(Stored records)
^^^^

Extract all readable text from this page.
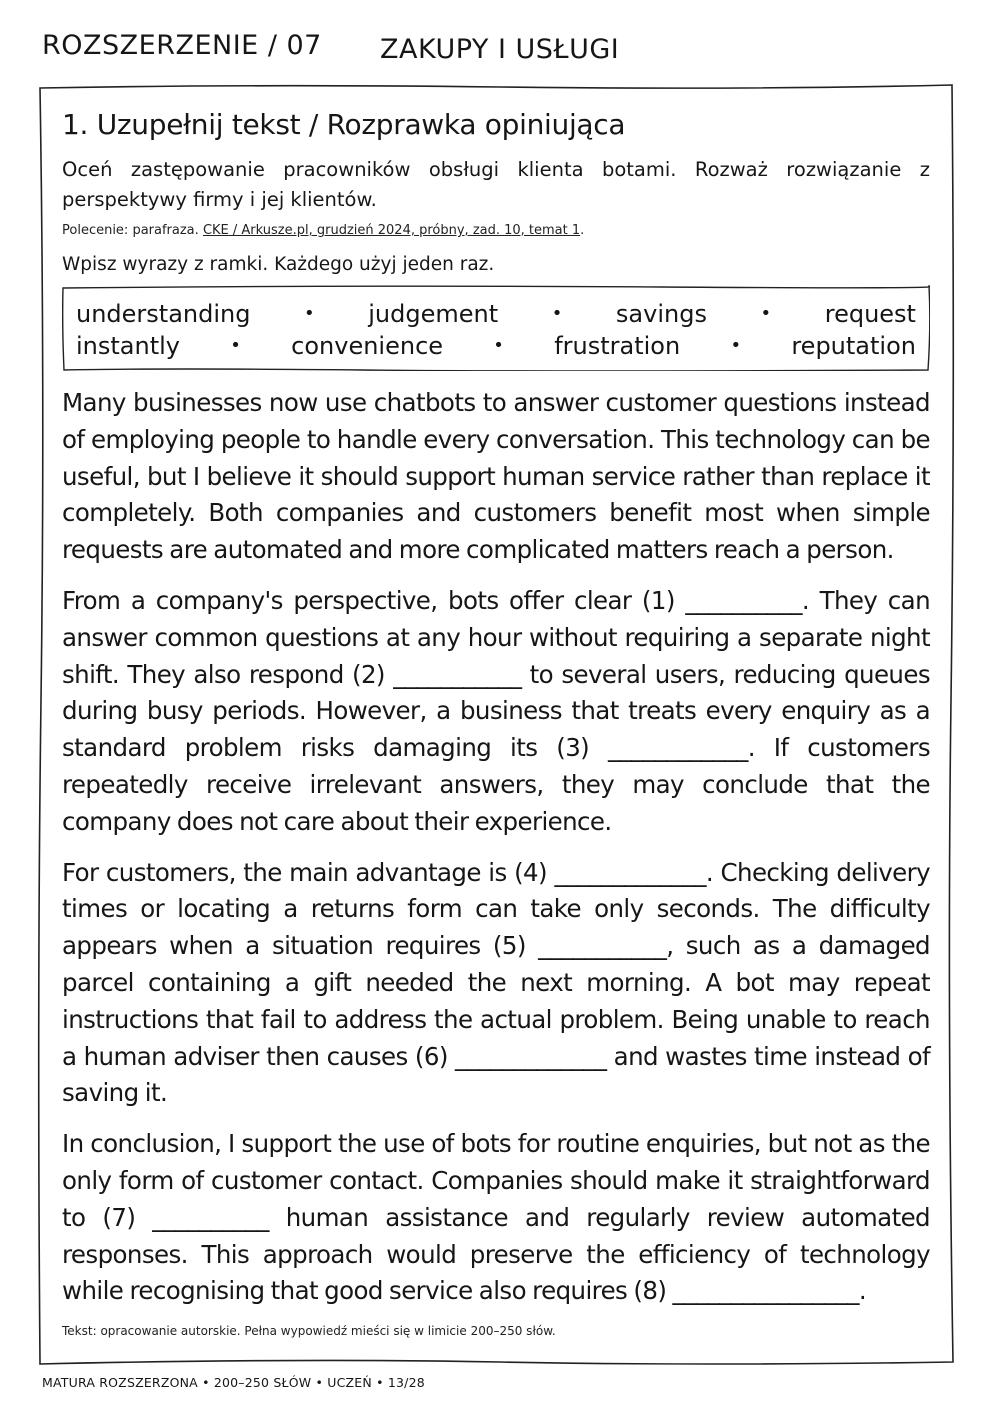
ROZSZERZENIE / 07 ZAKUPY I USŁUGI
1. Uzupełnij tekst / Rozprawka opiniująca

Oceń zastępowanie pracowników obsługi klienta botami. Rozważ rozwiązanie z perspektywy firmy i jej klientów.

Polecenie: parafraza. CKE / Arkusze.pl, grudzień 2024, próbny, zad. 10, temat 1.
Wpisz wyrazy z ramki. Każdego użyj jeden raz.
understanding	• judgement	• savings	• request
instantly	• convenience	• frustration	• reputation

Many businesses now use chatbots to answer customer questions instead of employing people to handle every conversation. This technology can be useful, but I believe it should support human service rather than replace it completely. Both companies and customers benefit most when simple requests are automated and more complicated matters reach a person.

From a company's perspective, bots offer clear (1) __________. They can answer common questions at any hour without requiring a separate night shift. They also respond (2) ___________ to several users, reducing queues during busy periods. However, a business that treats every enquiry as a standard problem risks damaging its (3) ____________. If customers repeatedly receive irrelevant answers, they may conclude that the company does not care about their experience.

For customers, the main advantage is (4) _____________. Checking delivery times or locating a returns form can take only seconds. The difficulty appears when a situation requires (5) ___________, such as a damaged parcel containing a gift needed the next morning. A bot may repeat instructions that fail to address the actual problem. Being unable to reach a human adviser then causes (6) _____________ and wastes time instead of saving it.

In conclusion, I support the use of bots for routine enquiries, but not as the only form of customer contact. Companies should make it straightforward to (7) __________ human assistance and regularly review automated responses. This approach would preserve the efficiency of technology while recognising that good service also requires (8) ________________.

Tekst: opracowanie autorskie. Pełna wypowiedź mieści się w limicie 200–250 słów.
MATURA ROZSZERZONA • 200–250 SŁÓW • UCZEŃ • 13/28
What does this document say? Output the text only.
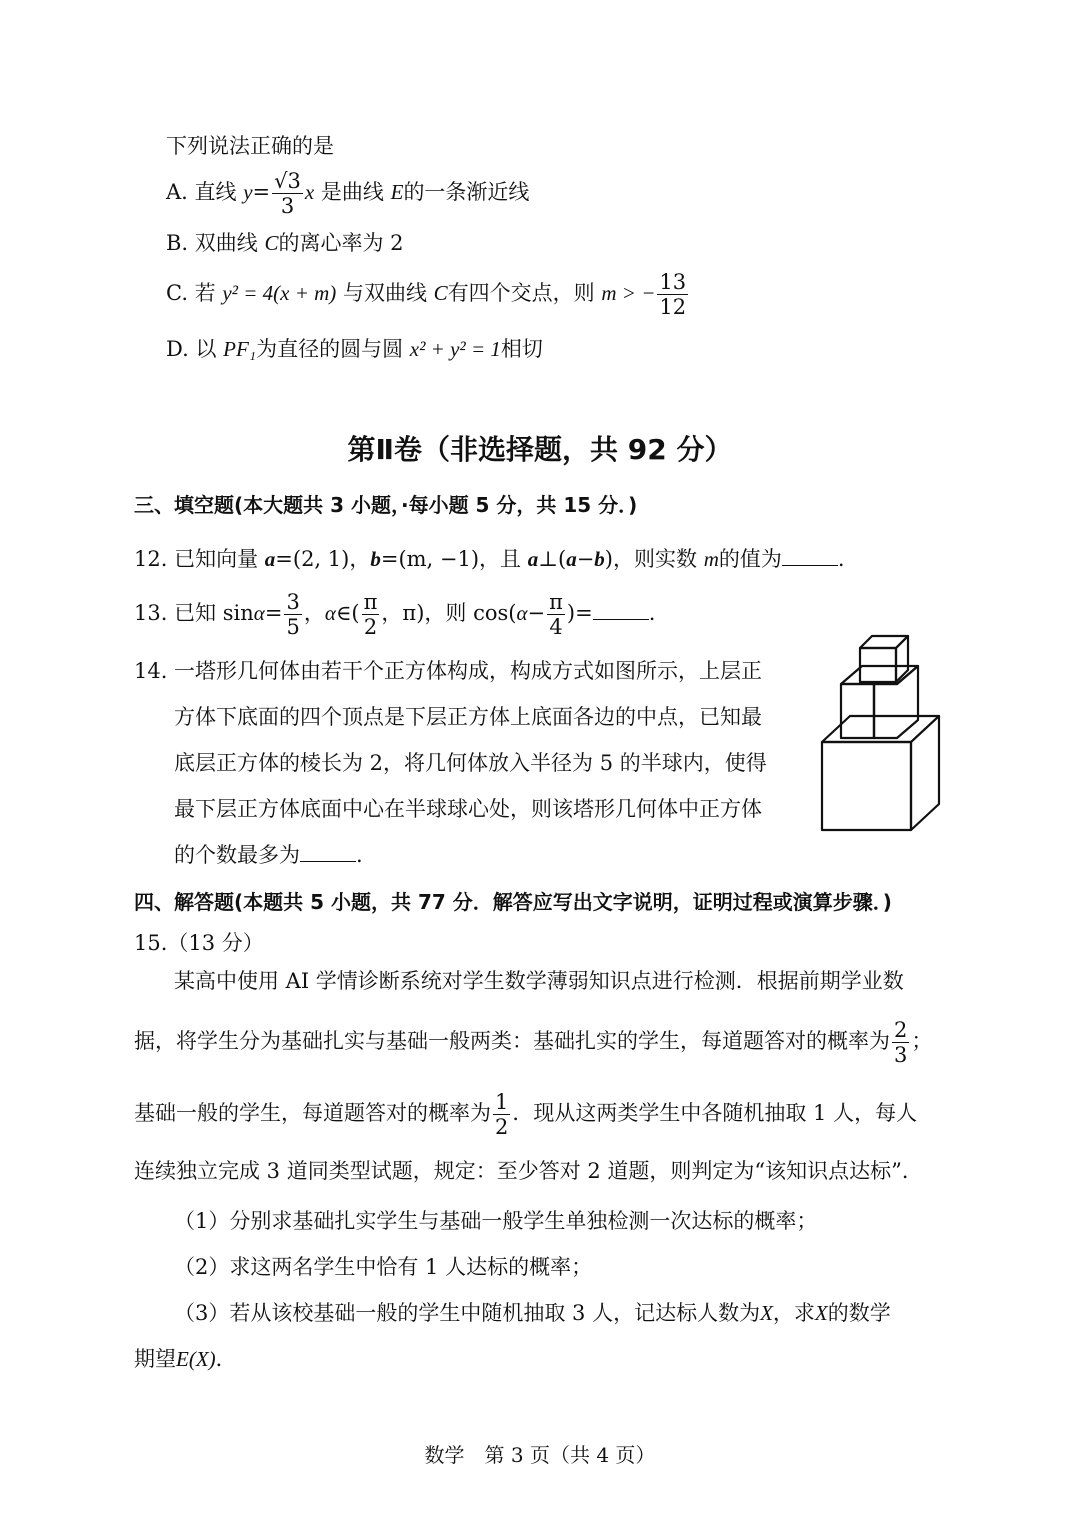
下列说法正确的是
A. 直线 $y= \frac{√3}{3}$ x 是曲线 E的一条渐近线
B. 双曲线 C的离心率为 2
C. 若 y² = 4(x + m) 与双曲线 C有四个交点，则 m > − $\frac{13}{12}$
D. 以 PF₁为直径的圆与圆 x² + y² = 1相切
第Ⅱ卷（非选择题，共 92 分）
三、填空题(本大题共 3 小题，·每小题 5 分，共 15 分．)
12. 已知向量 a=(2, 1)，b=(m, −1)，且 a⊥(a−b)，则实数 m的值为	.
13. 已知 $\sin\alpha= \frac{3}{5}$ ，α∈( $\frac{\pi}{2}$ ，π)，则 $\cos(\alpha- \frac{\pi}{4}$ )=	.
14. 一塔形几何体由若干个正方体构成，构成方式如图所示，上层正
方体下底面的四个顶点是下层正方体上底面各边的中点，已知最
底层正方体的棱长为 2，将几何体放入半径为 5 的半球内，使得
最下层正方体底面中心在半球球心处，则该塔形几何体中正方体
的个数最多为	.
四、解答题(本题共 5 小题，共 77 分．解答应写出文字说明，证明过程或演算步骤．)
15.（13 分）
某高中使用 AI 学情诊断系统对学生数学薄弱知识点进行检测．根据前期学业数
据，将学生分为基础扎实与基础一般两类：基础扎实的学生，每道题答对的概率为 $\frac{2}{3}$ ；
基础一般的学生，每道题答对的概率为 $\frac{1}{2}$ ．现从这两类学生中各随机抽取 1 人，每人
连续独立完成 3 道同类型试题，规定：至少答对 2 道题，则判定为“该知识点达标”．
（1）分别求基础扎实学生与基础一般学生单独检测一次达标的概率；
（2）求这两名学生中恰有 1 人达标的概率；
（3）若从该校基础一般的学生中随机抽取 3 人，记达标人数为X，求X的数学
期望E(X)．
数学　第 3 页（共 4 页）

^^^^

▸ **Exercise goal**: Starting from the line where "What does this" appears, copy every line through the end of the material, both ends included, but no pictures.

▸ **Response to this exercise**:
What does this document say? Output the text only.
下列说法正确的是
A. 直线 $y= \frac{√3}{3}$ x 是曲线 E的一条渐近线
B. 双曲线 C的离心率为 2
C. 若 y² = 4(x + m) 与双曲线 C有四个交点，则 m > − $\frac{13}{12}$
D. 以 PF₁为直径的圆与圆 x² + y² = 1相切
第Ⅱ卷（非选择题，共 92 分）
三、填空题(本大题共 3 小题，·每小题 5 分，共 15 分．)
12. 已知向量 a=(2, 1)，b=(m, −1)，且 a⊥(a−b)，则实数 m的值为	.
13. 已知 $\sin\alpha= \frac{3}{5}$ ，α∈( $\frac{\pi}{2}$ ，π)，则 $\cos(\alpha- \frac{\pi}{4}$ )=	.
14. 一塔形几何体由若干个正方体构成，构成方式如图所示，上层正
方体下底面的四个顶点是下层正方体上底面各边的中点，已知最
底层正方体的棱长为 2，将几何体放入半径为 5 的半球内，使得
最下层正方体底面中心在半球球心处，则该塔形几何体中正方体
的个数最多为	.
四、解答题(本题共 5 小题，共 77 分．解答应写出文字说明，证明过程或演算步骤．)
15.（13 分）
某高中使用 AI 学情诊断系统对学生数学薄弱知识点进行检测．根据前期学业数
据，将学生分为基础扎实与基础一般两类：基础扎实的学生，每道题答对的概率为 $\frac{2}{3}$ ；
基础一般的学生，每道题答对的概率为 $\frac{1}{2}$ ．现从这两类学生中各随机抽取 1 人，每人
连续独立完成 3 道同类型试题，规定：至少答对 2 道题，则判定为“该知识点达标”．
（1）分别求基础扎实学生与基础一般学生单独检测一次达标的概率；
（2）求这两名学生中恰有 1 人达标的概率；
（3）若从该校基础一般的学生中随机抽取 3 人，记达标人数为X，求X的数学
期望E(X)．
数学　第 3 页（共 4 页）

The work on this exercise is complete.